-- Exercise data --
※
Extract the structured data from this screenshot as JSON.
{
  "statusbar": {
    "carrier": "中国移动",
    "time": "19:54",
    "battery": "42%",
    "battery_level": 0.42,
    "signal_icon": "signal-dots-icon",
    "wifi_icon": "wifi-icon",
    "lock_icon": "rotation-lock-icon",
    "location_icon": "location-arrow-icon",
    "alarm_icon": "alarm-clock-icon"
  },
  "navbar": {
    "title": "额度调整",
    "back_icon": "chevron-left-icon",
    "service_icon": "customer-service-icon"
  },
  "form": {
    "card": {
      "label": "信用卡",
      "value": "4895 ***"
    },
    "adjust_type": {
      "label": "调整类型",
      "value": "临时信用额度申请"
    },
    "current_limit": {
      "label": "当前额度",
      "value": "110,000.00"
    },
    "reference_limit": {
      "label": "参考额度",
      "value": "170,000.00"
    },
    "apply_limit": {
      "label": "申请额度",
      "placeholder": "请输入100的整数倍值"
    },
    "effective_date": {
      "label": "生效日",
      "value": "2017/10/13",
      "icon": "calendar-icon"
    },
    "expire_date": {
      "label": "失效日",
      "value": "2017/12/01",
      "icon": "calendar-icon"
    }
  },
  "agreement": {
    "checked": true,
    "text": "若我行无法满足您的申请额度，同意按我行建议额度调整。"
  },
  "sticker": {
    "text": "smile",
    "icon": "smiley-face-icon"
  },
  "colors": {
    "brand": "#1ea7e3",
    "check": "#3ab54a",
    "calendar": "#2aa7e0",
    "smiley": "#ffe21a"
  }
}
※
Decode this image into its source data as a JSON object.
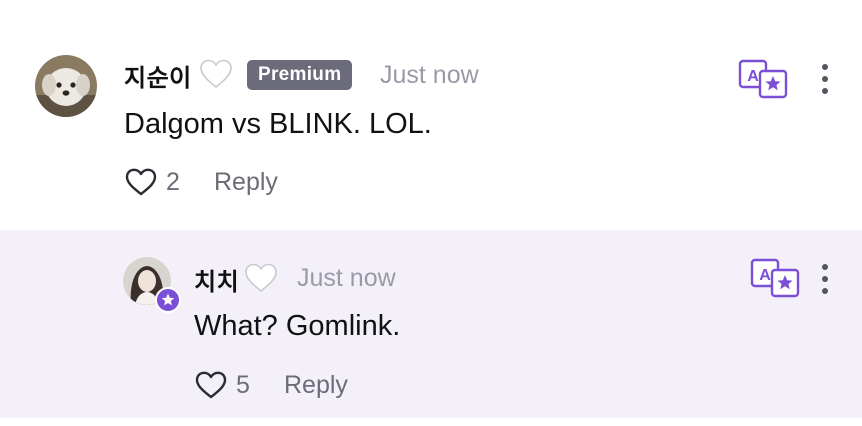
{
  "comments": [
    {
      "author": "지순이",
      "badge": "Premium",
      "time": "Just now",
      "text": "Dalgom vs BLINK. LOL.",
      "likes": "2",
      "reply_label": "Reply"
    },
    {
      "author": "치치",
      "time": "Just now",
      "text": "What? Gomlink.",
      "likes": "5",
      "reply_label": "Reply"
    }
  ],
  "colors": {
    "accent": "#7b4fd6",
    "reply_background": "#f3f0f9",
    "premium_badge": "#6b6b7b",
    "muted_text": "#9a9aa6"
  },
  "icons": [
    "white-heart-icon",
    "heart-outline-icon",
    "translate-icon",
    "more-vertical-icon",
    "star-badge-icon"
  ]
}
※
-- Problem statement --
Answer with one number: how many lines in the listing hold "this".

-- Final result --
2